• _EXERCISE_
Write out every line of the material as it stands, apart from the pictures.

(Rows from a figure dataset)
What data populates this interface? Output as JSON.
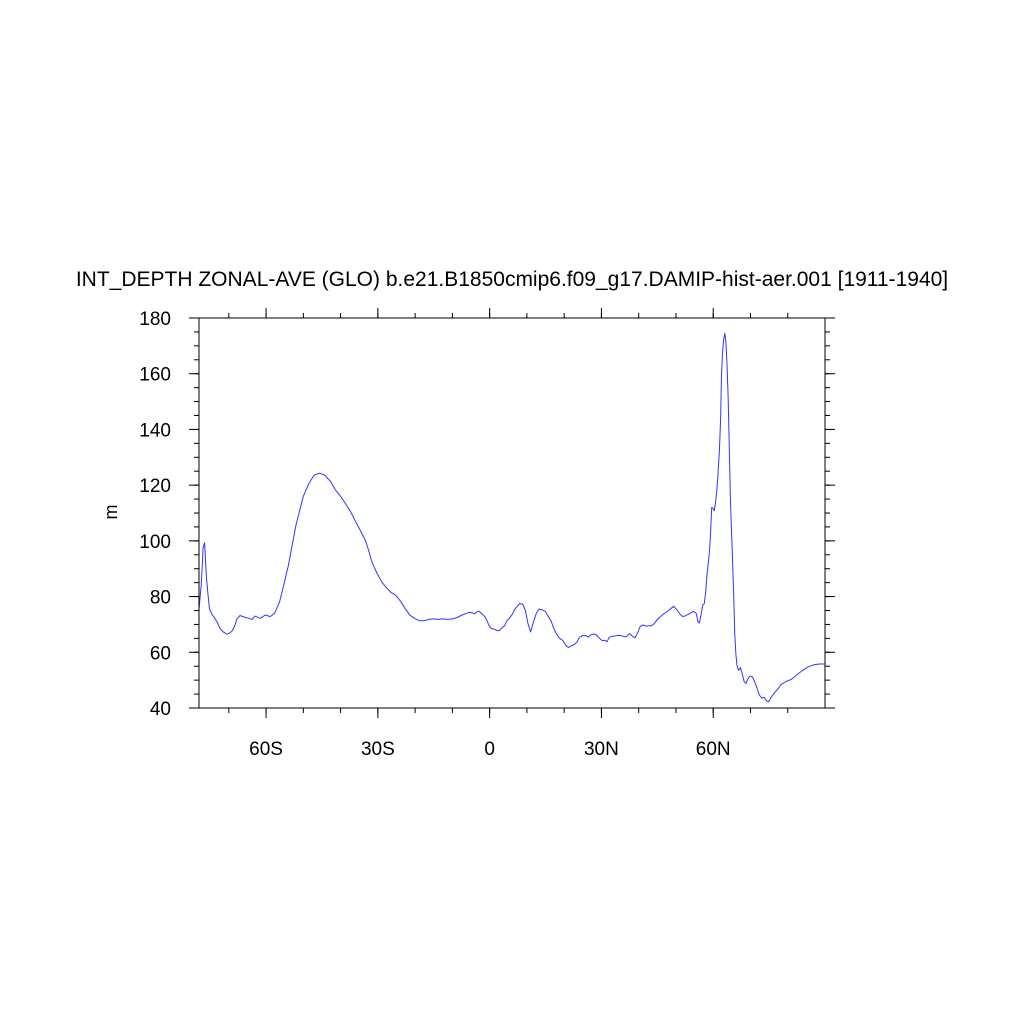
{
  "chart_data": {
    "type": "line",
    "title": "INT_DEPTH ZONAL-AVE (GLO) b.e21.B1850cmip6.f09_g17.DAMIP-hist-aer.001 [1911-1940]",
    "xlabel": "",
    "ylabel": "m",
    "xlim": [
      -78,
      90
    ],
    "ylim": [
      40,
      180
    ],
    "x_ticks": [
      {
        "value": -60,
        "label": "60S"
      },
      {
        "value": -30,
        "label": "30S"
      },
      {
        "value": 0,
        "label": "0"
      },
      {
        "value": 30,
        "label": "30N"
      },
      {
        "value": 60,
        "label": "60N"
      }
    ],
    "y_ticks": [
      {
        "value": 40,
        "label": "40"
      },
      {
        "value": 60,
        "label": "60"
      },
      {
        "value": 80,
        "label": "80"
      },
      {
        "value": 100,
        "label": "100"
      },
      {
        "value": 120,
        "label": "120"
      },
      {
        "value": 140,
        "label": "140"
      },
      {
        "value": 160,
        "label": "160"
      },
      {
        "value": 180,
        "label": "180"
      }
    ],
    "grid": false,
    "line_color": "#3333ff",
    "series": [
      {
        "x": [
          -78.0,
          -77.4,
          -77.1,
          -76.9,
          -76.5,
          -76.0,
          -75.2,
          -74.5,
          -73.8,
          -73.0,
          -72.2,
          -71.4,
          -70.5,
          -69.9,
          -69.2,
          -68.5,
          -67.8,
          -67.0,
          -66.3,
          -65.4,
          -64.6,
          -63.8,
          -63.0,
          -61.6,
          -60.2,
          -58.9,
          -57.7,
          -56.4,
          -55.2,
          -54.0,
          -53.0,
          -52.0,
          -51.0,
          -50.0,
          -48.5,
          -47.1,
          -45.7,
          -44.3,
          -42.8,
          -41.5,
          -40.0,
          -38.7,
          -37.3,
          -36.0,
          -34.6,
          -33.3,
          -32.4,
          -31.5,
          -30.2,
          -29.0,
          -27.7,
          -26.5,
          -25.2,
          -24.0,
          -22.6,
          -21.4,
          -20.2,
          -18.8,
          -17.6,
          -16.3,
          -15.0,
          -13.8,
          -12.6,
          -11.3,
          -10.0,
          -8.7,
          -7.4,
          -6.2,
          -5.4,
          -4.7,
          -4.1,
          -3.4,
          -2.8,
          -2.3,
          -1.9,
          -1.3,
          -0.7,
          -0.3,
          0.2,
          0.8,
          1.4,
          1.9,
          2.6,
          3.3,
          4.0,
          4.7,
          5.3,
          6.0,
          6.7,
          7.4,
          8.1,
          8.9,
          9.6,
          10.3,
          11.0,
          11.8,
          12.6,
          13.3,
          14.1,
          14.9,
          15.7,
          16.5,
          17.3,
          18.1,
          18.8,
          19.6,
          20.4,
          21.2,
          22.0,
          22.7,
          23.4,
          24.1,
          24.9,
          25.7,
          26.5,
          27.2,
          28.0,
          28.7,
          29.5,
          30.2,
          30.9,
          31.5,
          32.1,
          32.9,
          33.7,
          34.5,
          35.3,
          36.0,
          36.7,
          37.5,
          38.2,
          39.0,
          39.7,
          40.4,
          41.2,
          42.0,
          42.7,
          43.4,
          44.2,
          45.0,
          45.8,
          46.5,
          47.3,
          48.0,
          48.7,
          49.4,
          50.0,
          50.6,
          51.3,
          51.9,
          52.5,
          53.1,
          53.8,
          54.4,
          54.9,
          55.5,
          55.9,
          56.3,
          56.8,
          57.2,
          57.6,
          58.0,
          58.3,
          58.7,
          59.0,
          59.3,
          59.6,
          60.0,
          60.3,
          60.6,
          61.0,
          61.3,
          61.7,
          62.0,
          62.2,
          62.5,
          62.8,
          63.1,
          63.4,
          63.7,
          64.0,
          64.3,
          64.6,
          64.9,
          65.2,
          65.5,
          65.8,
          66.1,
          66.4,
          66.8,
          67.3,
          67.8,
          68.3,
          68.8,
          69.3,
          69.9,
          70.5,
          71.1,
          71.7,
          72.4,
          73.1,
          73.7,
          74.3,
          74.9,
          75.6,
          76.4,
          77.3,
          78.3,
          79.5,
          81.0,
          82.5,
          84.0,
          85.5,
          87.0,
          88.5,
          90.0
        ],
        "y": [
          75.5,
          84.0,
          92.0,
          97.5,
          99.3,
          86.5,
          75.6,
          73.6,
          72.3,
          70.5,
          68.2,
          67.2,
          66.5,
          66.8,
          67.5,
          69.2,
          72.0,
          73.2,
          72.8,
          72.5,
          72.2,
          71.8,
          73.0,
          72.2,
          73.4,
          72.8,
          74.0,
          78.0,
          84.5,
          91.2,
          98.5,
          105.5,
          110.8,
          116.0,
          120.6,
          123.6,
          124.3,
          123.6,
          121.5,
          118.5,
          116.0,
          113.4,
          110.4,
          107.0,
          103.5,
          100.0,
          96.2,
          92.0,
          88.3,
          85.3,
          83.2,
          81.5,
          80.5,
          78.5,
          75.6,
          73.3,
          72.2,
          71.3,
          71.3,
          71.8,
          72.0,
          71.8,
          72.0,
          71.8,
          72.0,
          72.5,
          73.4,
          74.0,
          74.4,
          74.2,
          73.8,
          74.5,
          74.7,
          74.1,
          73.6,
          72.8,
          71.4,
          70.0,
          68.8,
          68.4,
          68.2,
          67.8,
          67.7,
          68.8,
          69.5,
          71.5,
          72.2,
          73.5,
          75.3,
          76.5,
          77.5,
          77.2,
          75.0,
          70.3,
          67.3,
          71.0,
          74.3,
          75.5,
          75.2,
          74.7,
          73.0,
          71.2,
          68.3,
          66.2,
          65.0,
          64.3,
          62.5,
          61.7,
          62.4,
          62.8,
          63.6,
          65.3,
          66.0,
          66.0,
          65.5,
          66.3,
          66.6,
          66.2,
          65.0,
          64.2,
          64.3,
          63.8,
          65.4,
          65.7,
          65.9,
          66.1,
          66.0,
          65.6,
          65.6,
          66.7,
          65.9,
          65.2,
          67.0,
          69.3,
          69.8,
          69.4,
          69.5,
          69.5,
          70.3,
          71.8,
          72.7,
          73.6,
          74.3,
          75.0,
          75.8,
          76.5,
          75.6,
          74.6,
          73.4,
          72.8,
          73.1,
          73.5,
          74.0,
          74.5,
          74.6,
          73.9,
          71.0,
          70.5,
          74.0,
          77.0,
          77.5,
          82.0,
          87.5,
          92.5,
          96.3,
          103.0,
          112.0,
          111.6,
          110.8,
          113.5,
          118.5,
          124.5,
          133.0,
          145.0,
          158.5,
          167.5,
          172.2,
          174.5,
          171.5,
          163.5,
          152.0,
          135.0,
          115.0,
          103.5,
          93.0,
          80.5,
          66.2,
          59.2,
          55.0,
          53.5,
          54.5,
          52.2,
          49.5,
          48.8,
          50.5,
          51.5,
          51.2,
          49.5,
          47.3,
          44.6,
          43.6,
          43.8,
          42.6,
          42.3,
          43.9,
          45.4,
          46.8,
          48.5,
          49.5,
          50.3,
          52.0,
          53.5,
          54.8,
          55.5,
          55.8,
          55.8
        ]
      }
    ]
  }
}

• _CORRECT RESULT_
What data populates this interface? Output as JSON.
{
  "chart_data": {
    "type": "line",
    "title": "INT_DEPTH ZONAL-AVE (GLO) b.e21.B1850cmip6.f09_g17.DAMIP-hist-aer.001 [1911-1940]",
    "xlabel": "",
    "ylabel": "m",
    "xlim": [
      -78,
      90
    ],
    "ylim": [
      40,
      180
    ],
    "x_ticks": [
      {
        "value": -60,
        "label": "60S"
      },
      {
        "value": -30,
        "label": "30S"
      },
      {
        "value": 0,
        "label": "0"
      },
      {
        "value": 30,
        "label": "30N"
      },
      {
        "value": 60,
        "label": "60N"
      }
    ],
    "y_ticks": [
      {
        "value": 40,
        "label": "40"
      },
      {
        "value": 60,
        "label": "60"
      },
      {
        "value": 80,
        "label": "80"
      },
      {
        "value": 100,
        "label": "100"
      },
      {
        "value": 120,
        "label": "120"
      },
      {
        "value": 140,
        "label": "140"
      },
      {
        "value": 160,
        "label": "160"
      },
      {
        "value": 180,
        "label": "180"
      }
    ],
    "grid": false,
    "line_color": "#3333ff",
    "series": [
      {
        "x": [
          -78.0,
          -77.4,
          -77.1,
          -76.9,
          -76.5,
          -76.0,
          -75.2,
          -74.5,
          -73.8,
          -73.0,
          -72.2,
          -71.4,
          -70.5,
          -69.9,
          -69.2,
          -68.5,
          -67.8,
          -67.0,
          -66.3,
          -65.4,
          -64.6,
          -63.8,
          -63.0,
          -61.6,
          -60.2,
          -58.9,
          -57.7,
          -56.4,
          -55.2,
          -54.0,
          -53.0,
          -52.0,
          -51.0,
          -50.0,
          -48.5,
          -47.1,
          -45.7,
          -44.3,
          -42.8,
          -41.5,
          -40.0,
          -38.7,
          -37.3,
          -36.0,
          -34.6,
          -33.3,
          -32.4,
          -31.5,
          -30.2,
          -29.0,
          -27.7,
          -26.5,
          -25.2,
          -24.0,
          -22.6,
          -21.4,
          -20.2,
          -18.8,
          -17.6,
          -16.3,
          -15.0,
          -13.8,
          -12.6,
          -11.3,
          -10.0,
          -8.7,
          -7.4,
          -6.2,
          -5.4,
          -4.7,
          -4.1,
          -3.4,
          -2.8,
          -2.3,
          -1.9,
          -1.3,
          -0.7,
          -0.3,
          0.2,
          0.8,
          1.4,
          1.9,
          2.6,
          3.3,
          4.0,
          4.7,
          5.3,
          6.0,
          6.7,
          7.4,
          8.1,
          8.9,
          9.6,
          10.3,
          11.0,
          11.8,
          12.6,
          13.3,
          14.1,
          14.9,
          15.7,
          16.5,
          17.3,
          18.1,
          18.8,
          19.6,
          20.4,
          21.2,
          22.0,
          22.7,
          23.4,
          24.1,
          24.9,
          25.7,
          26.5,
          27.2,
          28.0,
          28.7,
          29.5,
          30.2,
          30.9,
          31.5,
          32.1,
          32.9,
          33.7,
          34.5,
          35.3,
          36.0,
          36.7,
          37.5,
          38.2,
          39.0,
          39.7,
          40.4,
          41.2,
          42.0,
          42.7,
          43.4,
          44.2,
          45.0,
          45.8,
          46.5,
          47.3,
          48.0,
          48.7,
          49.4,
          50.0,
          50.6,
          51.3,
          51.9,
          52.5,
          53.1,
          53.8,
          54.4,
          54.9,
          55.5,
          55.9,
          56.3,
          56.8,
          57.2,
          57.6,
          58.0,
          58.3,
          58.7,
          59.0,
          59.3,
          59.6,
          60.0,
          60.3,
          60.6,
          61.0,
          61.3,
          61.7,
          62.0,
          62.2,
          62.5,
          62.8,
          63.1,
          63.4,
          63.7,
          64.0,
          64.3,
          64.6,
          64.9,
          65.2,
          65.5,
          65.8,
          66.1,
          66.4,
          66.8,
          67.3,
          67.8,
          68.3,
          68.8,
          69.3,
          69.9,
          70.5,
          71.1,
          71.7,
          72.4,
          73.1,
          73.7,
          74.3,
          74.9,
          75.6,
          76.4,
          77.3,
          78.3,
          79.5,
          81.0,
          82.5,
          84.0,
          85.5,
          87.0,
          88.5,
          90.0
        ],
        "y": [
          75.5,
          84.0,
          92.0,
          97.5,
          99.3,
          86.5,
          75.6,
          73.6,
          72.3,
          70.5,
          68.2,
          67.2,
          66.5,
          66.8,
          67.5,
          69.2,
          72.0,
          73.2,
          72.8,
          72.5,
          72.2,
          71.8,
          73.0,
          72.2,
          73.4,
          72.8,
          74.0,
          78.0,
          84.5,
          91.2,
          98.5,
          105.5,
          110.8,
          116.0,
          120.6,
          123.6,
          124.3,
          123.6,
          121.5,
          118.5,
          116.0,
          113.4,
          110.4,
          107.0,
          103.5,
          100.0,
          96.2,
          92.0,
          88.3,
          85.3,
          83.2,
          81.5,
          80.5,
          78.5,
          75.6,
          73.3,
          72.2,
          71.3,
          71.3,
          71.8,
          72.0,
          71.8,
          72.0,
          71.8,
          72.0,
          72.5,
          73.4,
          74.0,
          74.4,
          74.2,
          73.8,
          74.5,
          74.7,
          74.1,
          73.6,
          72.8,
          71.4,
          70.0,
          68.8,
          68.4,
          68.2,
          67.8,
          67.7,
          68.8,
          69.5,
          71.5,
          72.2,
          73.5,
          75.3,
          76.5,
          77.5,
          77.2,
          75.0,
          70.3,
          67.3,
          71.0,
          74.3,
          75.5,
          75.2,
          74.7,
          73.0,
          71.2,
          68.3,
          66.2,
          65.0,
          64.3,
          62.5,
          61.7,
          62.4,
          62.8,
          63.6,
          65.3,
          66.0,
          66.0,
          65.5,
          66.3,
          66.6,
          66.2,
          65.0,
          64.2,
          64.3,
          63.8,
          65.4,
          65.7,
          65.9,
          66.1,
          66.0,
          65.6,
          65.6,
          66.7,
          65.9,
          65.2,
          67.0,
          69.3,
          69.8,
          69.4,
          69.5,
          69.5,
          70.3,
          71.8,
          72.7,
          73.6,
          74.3,
          75.0,
          75.8,
          76.5,
          75.6,
          74.6,
          73.4,
          72.8,
          73.1,
          73.5,
          74.0,
          74.5,
          74.6,
          73.9,
          71.0,
          70.5,
          74.0,
          77.0,
          77.5,
          82.0,
          87.5,
          92.5,
          96.3,
          103.0,
          112.0,
          111.6,
          110.8,
          113.5,
          118.5,
          124.5,
          133.0,
          145.0,
          158.5,
          167.5,
          172.2,
          174.5,
          171.5,
          163.5,
          152.0,
          135.0,
          115.0,
          103.5,
          93.0,
          80.5,
          66.2,
          59.2,
          55.0,
          53.5,
          54.5,
          52.2,
          49.5,
          48.8,
          50.5,
          51.5,
          51.2,
          49.5,
          47.3,
          44.6,
          43.6,
          43.8,
          42.6,
          42.3,
          43.9,
          45.4,
          46.8,
          48.5,
          49.5,
          50.3,
          52.0,
          53.5,
          54.8,
          55.5,
          55.8,
          55.8
        ]
      }
    ]
  }
}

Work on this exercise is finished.